:: THE REQUEST ::
Report every line in the listing that contains the string "проектов".

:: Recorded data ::
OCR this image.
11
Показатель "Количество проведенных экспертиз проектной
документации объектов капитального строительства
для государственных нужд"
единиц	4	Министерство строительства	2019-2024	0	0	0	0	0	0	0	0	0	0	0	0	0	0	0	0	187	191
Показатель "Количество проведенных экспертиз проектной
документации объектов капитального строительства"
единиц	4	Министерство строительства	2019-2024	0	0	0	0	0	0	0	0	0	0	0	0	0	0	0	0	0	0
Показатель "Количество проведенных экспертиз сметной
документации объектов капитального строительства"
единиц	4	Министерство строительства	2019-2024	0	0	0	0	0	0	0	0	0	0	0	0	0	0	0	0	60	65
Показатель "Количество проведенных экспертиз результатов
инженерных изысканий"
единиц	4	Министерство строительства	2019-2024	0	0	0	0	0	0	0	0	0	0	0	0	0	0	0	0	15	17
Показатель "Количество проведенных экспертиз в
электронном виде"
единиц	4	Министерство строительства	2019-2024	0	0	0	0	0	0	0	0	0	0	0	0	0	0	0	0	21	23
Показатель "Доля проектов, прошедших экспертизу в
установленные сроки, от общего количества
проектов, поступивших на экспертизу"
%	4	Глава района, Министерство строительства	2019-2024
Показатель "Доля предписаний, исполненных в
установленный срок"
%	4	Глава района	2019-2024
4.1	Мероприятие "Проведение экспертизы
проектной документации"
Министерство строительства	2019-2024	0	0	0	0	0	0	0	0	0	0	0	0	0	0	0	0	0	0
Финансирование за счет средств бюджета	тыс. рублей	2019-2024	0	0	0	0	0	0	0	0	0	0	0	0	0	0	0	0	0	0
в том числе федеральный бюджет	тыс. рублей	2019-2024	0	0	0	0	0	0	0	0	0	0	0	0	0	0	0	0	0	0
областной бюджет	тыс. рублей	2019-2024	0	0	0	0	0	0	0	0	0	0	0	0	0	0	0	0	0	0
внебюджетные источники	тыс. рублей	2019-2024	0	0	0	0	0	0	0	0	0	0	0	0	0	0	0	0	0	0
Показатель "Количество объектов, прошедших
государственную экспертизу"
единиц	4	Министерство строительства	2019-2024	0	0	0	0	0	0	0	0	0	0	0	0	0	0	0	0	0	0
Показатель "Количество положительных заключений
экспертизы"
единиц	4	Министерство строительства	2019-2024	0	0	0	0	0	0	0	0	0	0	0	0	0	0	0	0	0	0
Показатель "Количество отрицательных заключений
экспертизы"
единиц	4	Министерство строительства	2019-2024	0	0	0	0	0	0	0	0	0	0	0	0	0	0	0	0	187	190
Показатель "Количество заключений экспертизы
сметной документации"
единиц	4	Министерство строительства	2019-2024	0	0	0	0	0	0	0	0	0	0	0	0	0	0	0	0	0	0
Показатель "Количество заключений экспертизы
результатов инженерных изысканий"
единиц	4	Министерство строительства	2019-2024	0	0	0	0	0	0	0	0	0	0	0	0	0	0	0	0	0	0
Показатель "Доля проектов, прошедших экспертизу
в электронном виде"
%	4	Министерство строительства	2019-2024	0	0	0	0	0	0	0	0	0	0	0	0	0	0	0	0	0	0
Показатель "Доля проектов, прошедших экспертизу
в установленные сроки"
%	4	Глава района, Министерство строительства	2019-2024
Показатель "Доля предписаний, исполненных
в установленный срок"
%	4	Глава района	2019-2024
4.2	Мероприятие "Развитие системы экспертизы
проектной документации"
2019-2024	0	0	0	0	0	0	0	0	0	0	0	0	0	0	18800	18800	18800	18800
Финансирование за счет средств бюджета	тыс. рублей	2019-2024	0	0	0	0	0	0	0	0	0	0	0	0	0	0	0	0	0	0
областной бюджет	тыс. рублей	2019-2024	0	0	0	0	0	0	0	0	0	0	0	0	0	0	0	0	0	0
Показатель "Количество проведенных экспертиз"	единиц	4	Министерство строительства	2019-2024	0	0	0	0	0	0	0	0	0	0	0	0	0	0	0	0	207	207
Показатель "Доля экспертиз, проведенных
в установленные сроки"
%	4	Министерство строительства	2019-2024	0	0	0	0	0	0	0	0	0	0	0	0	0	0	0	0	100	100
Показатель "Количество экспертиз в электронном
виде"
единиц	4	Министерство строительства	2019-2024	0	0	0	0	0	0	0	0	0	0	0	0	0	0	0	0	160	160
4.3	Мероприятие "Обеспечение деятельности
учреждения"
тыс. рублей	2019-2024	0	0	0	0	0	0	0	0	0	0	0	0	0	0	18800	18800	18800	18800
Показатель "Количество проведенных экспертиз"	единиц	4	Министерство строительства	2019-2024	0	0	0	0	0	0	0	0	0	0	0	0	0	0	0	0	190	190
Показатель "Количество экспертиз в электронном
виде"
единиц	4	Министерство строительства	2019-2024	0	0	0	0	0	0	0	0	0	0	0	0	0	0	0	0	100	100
==
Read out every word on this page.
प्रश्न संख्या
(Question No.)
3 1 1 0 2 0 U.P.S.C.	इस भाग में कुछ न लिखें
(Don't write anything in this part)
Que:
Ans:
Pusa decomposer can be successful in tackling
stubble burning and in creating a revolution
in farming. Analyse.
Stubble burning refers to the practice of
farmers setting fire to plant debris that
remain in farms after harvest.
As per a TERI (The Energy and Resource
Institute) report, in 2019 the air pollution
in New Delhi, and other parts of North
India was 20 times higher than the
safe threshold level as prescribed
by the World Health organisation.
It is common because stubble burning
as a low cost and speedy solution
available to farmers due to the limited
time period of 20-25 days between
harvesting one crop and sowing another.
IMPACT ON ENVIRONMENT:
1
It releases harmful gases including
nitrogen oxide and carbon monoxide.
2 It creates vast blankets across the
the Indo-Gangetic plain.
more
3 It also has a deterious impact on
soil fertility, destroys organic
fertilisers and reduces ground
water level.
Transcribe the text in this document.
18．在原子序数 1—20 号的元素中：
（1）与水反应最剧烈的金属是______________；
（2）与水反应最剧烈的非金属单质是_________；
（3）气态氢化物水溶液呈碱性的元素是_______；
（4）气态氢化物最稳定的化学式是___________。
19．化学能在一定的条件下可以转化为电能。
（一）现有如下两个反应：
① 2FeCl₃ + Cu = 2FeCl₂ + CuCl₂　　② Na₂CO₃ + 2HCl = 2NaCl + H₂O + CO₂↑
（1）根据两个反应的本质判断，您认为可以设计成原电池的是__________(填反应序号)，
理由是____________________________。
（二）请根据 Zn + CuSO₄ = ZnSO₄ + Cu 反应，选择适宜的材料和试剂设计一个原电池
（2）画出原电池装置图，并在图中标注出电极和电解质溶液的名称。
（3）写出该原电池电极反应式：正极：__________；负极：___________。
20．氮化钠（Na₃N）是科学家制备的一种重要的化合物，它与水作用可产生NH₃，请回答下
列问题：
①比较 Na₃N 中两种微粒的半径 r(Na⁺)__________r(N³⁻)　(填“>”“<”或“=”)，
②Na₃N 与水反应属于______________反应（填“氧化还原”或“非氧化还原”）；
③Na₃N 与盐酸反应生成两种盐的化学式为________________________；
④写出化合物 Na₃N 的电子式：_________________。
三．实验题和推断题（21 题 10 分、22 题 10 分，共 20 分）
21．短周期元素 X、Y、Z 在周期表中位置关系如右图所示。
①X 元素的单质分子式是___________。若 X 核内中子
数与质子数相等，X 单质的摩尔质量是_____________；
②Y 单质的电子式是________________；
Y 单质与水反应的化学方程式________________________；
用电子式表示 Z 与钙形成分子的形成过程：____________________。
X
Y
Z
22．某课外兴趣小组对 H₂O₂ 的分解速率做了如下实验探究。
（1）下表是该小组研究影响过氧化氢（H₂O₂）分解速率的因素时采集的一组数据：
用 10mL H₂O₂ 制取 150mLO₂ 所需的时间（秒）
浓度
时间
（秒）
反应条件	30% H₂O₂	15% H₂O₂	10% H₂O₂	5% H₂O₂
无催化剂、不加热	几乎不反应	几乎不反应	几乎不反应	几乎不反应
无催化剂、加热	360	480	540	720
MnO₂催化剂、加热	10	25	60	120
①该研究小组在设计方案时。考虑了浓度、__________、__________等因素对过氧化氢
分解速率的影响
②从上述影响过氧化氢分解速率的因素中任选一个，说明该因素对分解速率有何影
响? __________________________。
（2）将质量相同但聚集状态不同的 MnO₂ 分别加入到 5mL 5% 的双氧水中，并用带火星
...
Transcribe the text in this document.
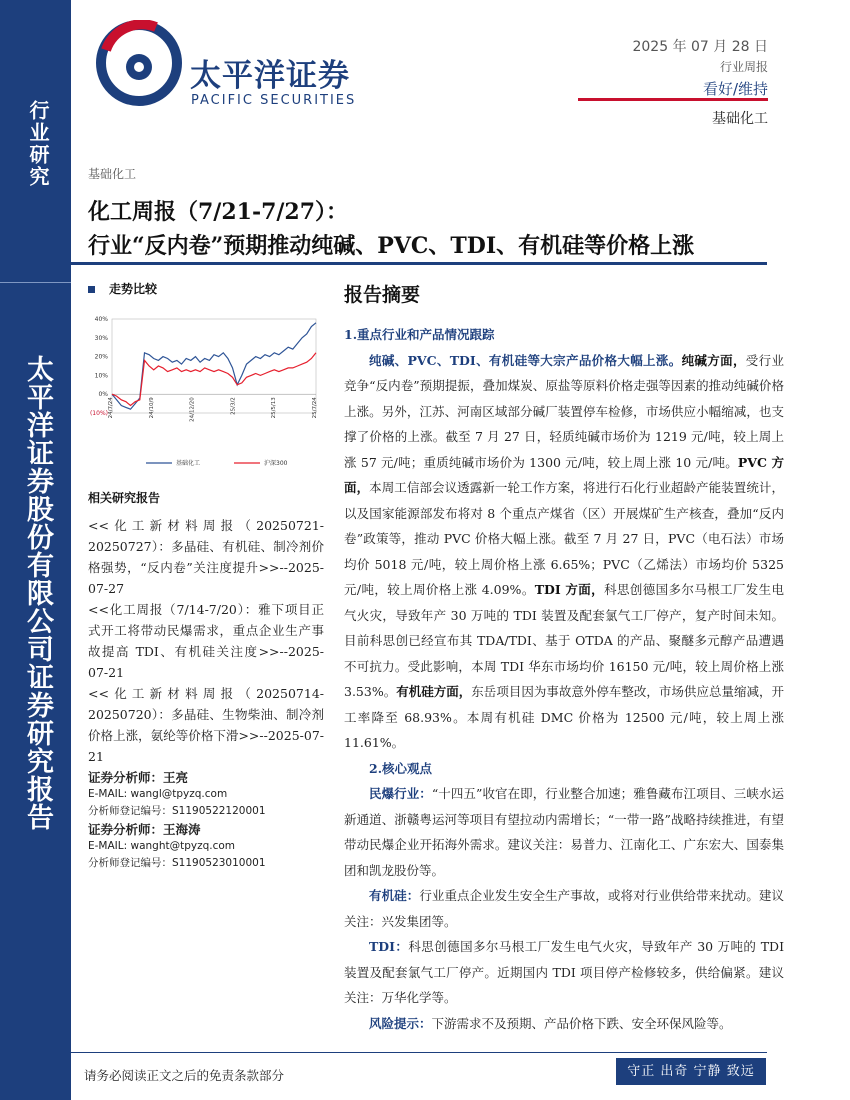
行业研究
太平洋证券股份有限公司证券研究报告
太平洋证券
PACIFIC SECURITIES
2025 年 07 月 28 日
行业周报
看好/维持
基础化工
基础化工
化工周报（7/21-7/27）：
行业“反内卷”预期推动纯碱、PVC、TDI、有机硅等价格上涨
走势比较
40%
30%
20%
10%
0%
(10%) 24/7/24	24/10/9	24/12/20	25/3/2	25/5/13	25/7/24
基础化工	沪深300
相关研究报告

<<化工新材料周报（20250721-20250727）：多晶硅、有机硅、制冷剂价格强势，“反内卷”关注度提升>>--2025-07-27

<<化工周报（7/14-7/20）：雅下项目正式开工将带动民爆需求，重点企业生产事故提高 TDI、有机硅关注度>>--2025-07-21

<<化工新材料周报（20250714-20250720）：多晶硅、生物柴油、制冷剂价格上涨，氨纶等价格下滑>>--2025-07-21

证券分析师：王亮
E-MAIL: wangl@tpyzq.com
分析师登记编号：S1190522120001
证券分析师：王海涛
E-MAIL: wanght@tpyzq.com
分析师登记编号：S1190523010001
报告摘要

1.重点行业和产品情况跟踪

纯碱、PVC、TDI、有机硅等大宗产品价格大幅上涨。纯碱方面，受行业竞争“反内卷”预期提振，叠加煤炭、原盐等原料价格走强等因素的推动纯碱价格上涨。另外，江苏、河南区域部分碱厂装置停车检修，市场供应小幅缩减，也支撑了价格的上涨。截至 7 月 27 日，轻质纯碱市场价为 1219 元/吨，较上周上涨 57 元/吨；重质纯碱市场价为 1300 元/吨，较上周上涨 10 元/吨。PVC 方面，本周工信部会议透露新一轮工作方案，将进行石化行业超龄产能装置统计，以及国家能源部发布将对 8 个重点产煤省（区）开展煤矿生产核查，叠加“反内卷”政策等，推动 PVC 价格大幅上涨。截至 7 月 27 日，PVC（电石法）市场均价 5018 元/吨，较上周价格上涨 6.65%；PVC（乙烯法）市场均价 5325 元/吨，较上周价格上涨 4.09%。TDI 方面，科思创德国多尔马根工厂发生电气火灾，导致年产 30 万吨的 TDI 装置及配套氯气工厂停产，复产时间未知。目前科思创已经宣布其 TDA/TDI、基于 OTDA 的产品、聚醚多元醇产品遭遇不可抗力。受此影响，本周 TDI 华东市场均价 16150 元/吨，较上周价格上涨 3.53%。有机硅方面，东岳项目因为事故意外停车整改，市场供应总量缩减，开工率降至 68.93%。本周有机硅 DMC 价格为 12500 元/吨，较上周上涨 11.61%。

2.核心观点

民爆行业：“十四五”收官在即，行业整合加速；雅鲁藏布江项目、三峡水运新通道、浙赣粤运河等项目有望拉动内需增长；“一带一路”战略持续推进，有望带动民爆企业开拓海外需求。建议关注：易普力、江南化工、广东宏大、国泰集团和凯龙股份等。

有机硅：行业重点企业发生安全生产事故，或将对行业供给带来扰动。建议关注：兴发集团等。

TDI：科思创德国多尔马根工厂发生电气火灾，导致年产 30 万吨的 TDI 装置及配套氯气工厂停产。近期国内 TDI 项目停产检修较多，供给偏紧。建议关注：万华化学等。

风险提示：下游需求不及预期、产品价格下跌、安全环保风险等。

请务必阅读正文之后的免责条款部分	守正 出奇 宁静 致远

:: ANSWER TO THIS PROBLEM ::
Показатель "Доля проектов, прошедших экспертизу в
проектов, поступивших на экспертизу"
Показатель "Доля проектов, прошедших экспертизу
Показатель "Доля проектов, прошедших экспертизу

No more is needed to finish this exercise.